QUOTED TEXT:
— start —

When it came to choosing material for
the album, had you sent the Band of Gypsies tapes of the songs?
No, it was just as organic as getting together any other group of people. When I describe it, it will seem more more romantic . . . and in a sense it is. But it was also very natural, just the order of business in that culture and that place.
In Cordoba, a friend of mine Fernando Vacas kept inviting me to his
home, and like many people who extend invitations and there is no
time especially if you have the family back at home in Tucson.
Because you can only be out on the road so long.
As it turned out one time we had two
days and when I was there the town, bizarrely, it felt more home than
home. It felt more like Tucson than Tucson and his house was very
like the one I live in here, these old adobe house with thick walls
and there are no right angles. And like the adobes here they have a
courtyard, and there they are built for the heat. The weather is
exactly the same as Tucson but it is more sensible there because the
roads are narrower to shadow you from the sun.

— end —

REQUIRED ACTIONS:
• A. Echo the stretch of the interview excerpt from "In Cordoba, a" through "home in Tucson.".
• B. In the interview excerpt, what is the name of the friend in Cordoba who kept extending invitations to his home?
Base your responses solely on the interview excerpt.

DATASET:
— start —

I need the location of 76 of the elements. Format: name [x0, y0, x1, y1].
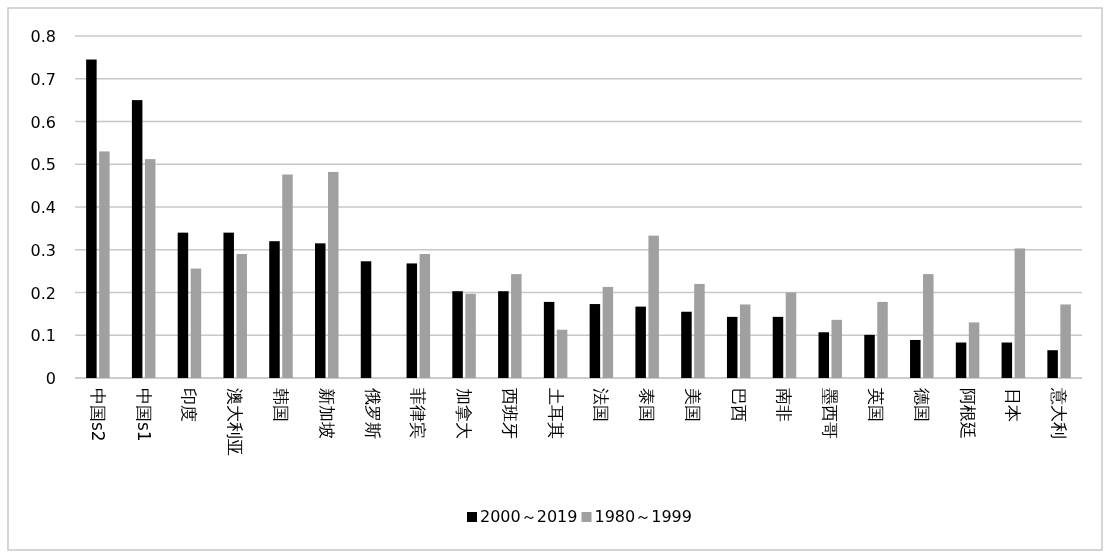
bar [86, 59, 97, 378]
bar [923, 274, 934, 378]
x-tick-label: 澳大利亚 [225, 388, 246, 456]
bar [877, 301, 888, 378]
x-tick-label: 菲律宾 [408, 388, 429, 439]
bar [739, 304, 751, 378]
bar [831, 319, 842, 378]
x-tick-label: 阿根廷 [957, 388, 978, 439]
y-tick-label: 0.1 [30, 326, 56, 346]
bar [543, 301, 555, 378]
x-tick-label: 土耳其 [545, 388, 566, 439]
bar [1014, 248, 1026, 378]
bar [910, 339, 921, 378]
x-tick-label: 意大利 [1049, 387, 1070, 439]
bar [315, 243, 326, 378]
bar [360, 261, 372, 378]
x-tick-label: 印度 [179, 388, 200, 422]
bar [511, 274, 522, 378]
legend-label: 1980～1999 [594, 507, 692, 526]
bar [648, 235, 659, 378]
bar [589, 304, 601, 378]
x-tick-label: 中国s2 [87, 388, 108, 442]
x-tick-label: 日本 [1003, 388, 1024, 422]
bar [772, 316, 784, 378]
bar [282, 174, 293, 378]
x-tick-label: 美国 [682, 388, 703, 422]
legend-label: 2000～2019 [480, 507, 578, 526]
bar [144, 159, 156, 378]
bar [177, 232, 189, 378]
bar [223, 232, 234, 378]
y-tick-label: 0.5 [30, 155, 56, 175]
bar [818, 332, 829, 378]
x-tick-label: 巴西 [728, 388, 749, 422]
bar [1060, 304, 1071, 378]
x-tick-label: 南非 [774, 388, 795, 422]
bar [726, 316, 738, 378]
bar [498, 291, 509, 378]
bar [131, 100, 143, 378]
bar [681, 311, 692, 378]
bar [328, 171, 339, 378]
x-tick-label: 中国s1 [133, 388, 154, 442]
x-tick-label: 新加坡 [316, 388, 337, 439]
y-tick-label: 0.6 [30, 112, 56, 132]
bar [635, 306, 646, 378]
x-tick-label: 泰国 [637, 388, 658, 422]
bar [1001, 342, 1013, 378]
bar [1047, 350, 1058, 378]
x-tick-label: 西班牙 [499, 388, 520, 439]
y-tick-label: 0.7 [30, 69, 56, 89]
bar [694, 283, 705, 378]
x-tick-label: 墨西哥 [820, 388, 841, 439]
bar [269, 241, 280, 378]
y-tick-label: 0.2 [30, 283, 56, 303]
bar [406, 263, 418, 378]
x-tick-label: 英国 [866, 388, 887, 422]
bar [955, 342, 967, 378]
bar [556, 329, 568, 378]
x-tick-label: 加拿大 [454, 388, 475, 439]
bar [419, 254, 431, 378]
x-tick-label: 韩国 [270, 388, 291, 422]
x-tick-label: 德国 [911, 388, 932, 422]
y-tick-label: 0.4 [30, 198, 56, 217]
bar [452, 291, 463, 378]
bar [968, 322, 980, 378]
bar [99, 151, 110, 378]
bar [785, 292, 797, 378]
bar [864, 334, 875, 378]
bar [236, 254, 247, 378]
y-tick-label: 0 [45, 369, 56, 388]
bar [190, 268, 202, 378]
x-tick-label: 俄罗斯 [362, 388, 383, 439]
bar [465, 293, 476, 378]
y-tick-label: 0.3 [30, 240, 56, 260]
y-tick-label: 0.8 [30, 27, 56, 46]
x-tick-label: 法国 [591, 388, 612, 422]
bar [602, 286, 614, 378]
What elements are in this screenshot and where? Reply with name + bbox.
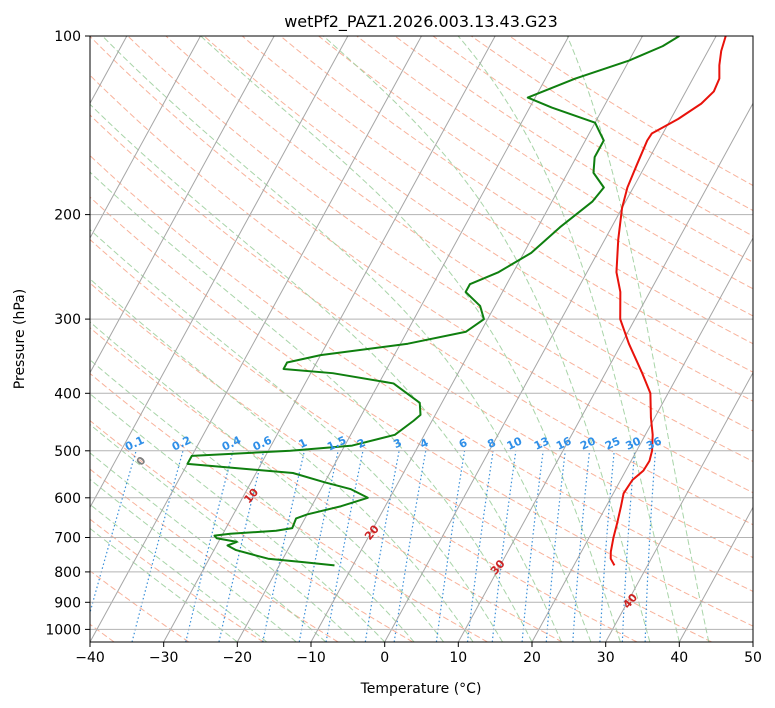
moist-adiabat-line xyxy=(90,103,562,642)
mixing-ratio-label: 30 xyxy=(624,434,644,452)
isotherm-line xyxy=(678,506,753,642)
moist-adiabat-line xyxy=(323,36,651,642)
dry-adiabat-line xyxy=(90,518,264,642)
moist-adiabat-line xyxy=(457,36,680,642)
mixing-ratio-label: 25 xyxy=(603,435,622,453)
mixing-ratio-lines xyxy=(90,450,657,642)
isotherm-line xyxy=(531,236,753,642)
mixing-ratio-label: 16 xyxy=(554,434,574,452)
dry-adiabat-line xyxy=(318,36,753,317)
y-tick-label: 1000 xyxy=(45,622,81,638)
mixing-ratio-label: 10 xyxy=(505,434,525,452)
x-tick-label: 40 xyxy=(670,650,688,666)
dry-adiabat-line xyxy=(90,74,753,526)
moist-adiabat-line xyxy=(90,478,297,642)
isotherm-line xyxy=(90,36,349,509)
y-tick-label: 300 xyxy=(54,312,81,328)
y-tick-label: 900 xyxy=(54,595,81,611)
dry-adiabat-line xyxy=(165,36,753,432)
x-tick-label: −20 xyxy=(223,650,253,666)
dry-adiabat-line xyxy=(90,468,339,642)
isotherm-line xyxy=(90,36,275,374)
y-tick-label: 100 xyxy=(54,29,81,45)
moist-adiabat-line xyxy=(566,36,710,642)
x-axis-ticks: −40 −30 −20 −10 0 10 20 30 40 50 xyxy=(75,642,762,666)
x-tick-label: −40 xyxy=(75,650,105,666)
moist-adiabat-line xyxy=(200,36,621,642)
isotherm-line xyxy=(163,36,496,642)
mixing-ratio-line xyxy=(644,450,657,642)
moist-adiabat-line xyxy=(90,278,474,642)
mixing-ratio-line xyxy=(491,450,517,642)
isotherm-line xyxy=(457,102,753,642)
plot-area xyxy=(90,36,753,642)
x-tick-label: −10 xyxy=(296,650,326,666)
moist-adiabat-line xyxy=(90,527,238,642)
mixing-ratio-line xyxy=(262,450,305,642)
y-tick-label: 400 xyxy=(54,386,81,402)
y-axis-ticks: 100 200 300 400 500 600 700 800 900 1000 xyxy=(45,29,90,638)
isotherms xyxy=(90,36,753,642)
mixing-ratio-label: 13 xyxy=(532,435,551,453)
mixing-ratio-line xyxy=(545,450,566,642)
mixing-ratio-line xyxy=(521,450,544,642)
dry-adiabat-line xyxy=(90,372,488,642)
isotherm-line xyxy=(384,36,717,642)
mixing-ratio-line xyxy=(466,450,494,642)
isotherm-line xyxy=(90,36,201,240)
y-tick-label: 700 xyxy=(54,531,81,547)
mixing-ratio-line xyxy=(572,450,591,642)
temperature-profile-line xyxy=(609,36,727,566)
dry-adiabat-line xyxy=(90,282,638,642)
isotherm-line xyxy=(236,36,570,642)
mixing-ratio-line xyxy=(90,450,137,615)
mixing-ratio-label: 36 xyxy=(644,434,664,452)
moist-adiabat-line xyxy=(90,423,356,642)
mixing-ratio-line xyxy=(435,450,466,642)
mixing-ratio-line xyxy=(218,450,265,642)
x-tick-label: 0 xyxy=(380,650,389,666)
x-tick-label: 20 xyxy=(523,650,541,666)
x-tick-label: −30 xyxy=(149,650,179,666)
isotherm-line xyxy=(605,371,753,642)
y-tick-label: 200 xyxy=(54,208,81,224)
dry-adiabat-line xyxy=(90,570,190,642)
moist-adiabat-line xyxy=(90,452,327,642)
sounding-series xyxy=(186,36,727,567)
moist-adiabat-line xyxy=(90,321,444,642)
dry-adiabat-line xyxy=(90,196,753,627)
isotherm-line xyxy=(310,36,643,642)
moist-adiabat-line xyxy=(102,36,592,642)
y-axis-label: Pressure (hPa) xyxy=(12,289,28,389)
y-tick-label: 800 xyxy=(54,565,81,581)
isotherm-line xyxy=(90,36,422,642)
chart-title: wetPf2_PAZ1.2026.003.13.43.G23 xyxy=(284,12,558,32)
mixing-ratio-label: 20 xyxy=(578,434,598,452)
dewpoint-profile-line xyxy=(186,36,680,567)
x-tick-label: 10 xyxy=(449,650,467,666)
dry-adiabat-line xyxy=(90,36,753,494)
dry-adiabat-line xyxy=(241,36,753,373)
isobars xyxy=(90,36,753,630)
y-tick-label: 600 xyxy=(54,491,81,507)
x-axis-label: Temperature (°C) xyxy=(360,681,482,697)
y-tick-label: 500 xyxy=(54,444,81,460)
moist-adiabat-line xyxy=(90,228,503,642)
x-tick-label: 30 xyxy=(597,650,615,666)
mixing-ratio-line xyxy=(621,450,636,642)
x-tick-label: 50 xyxy=(744,650,762,666)
dry-adiabat-line xyxy=(90,154,753,592)
plot-frame xyxy=(89,35,754,643)
mixing-ratio-line xyxy=(185,450,234,642)
dry-adiabat-line xyxy=(90,238,712,642)
mixing-ratio-line xyxy=(599,450,615,642)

— end —

FULL ANSWERS:
• A.
In Cordoba, a friend of mine Fernando Vacas kept inviting me to his
home, and like many people who extend invitations and there is no
time especially if you have the family back at home in Tucson.

• B. Fernando Vacas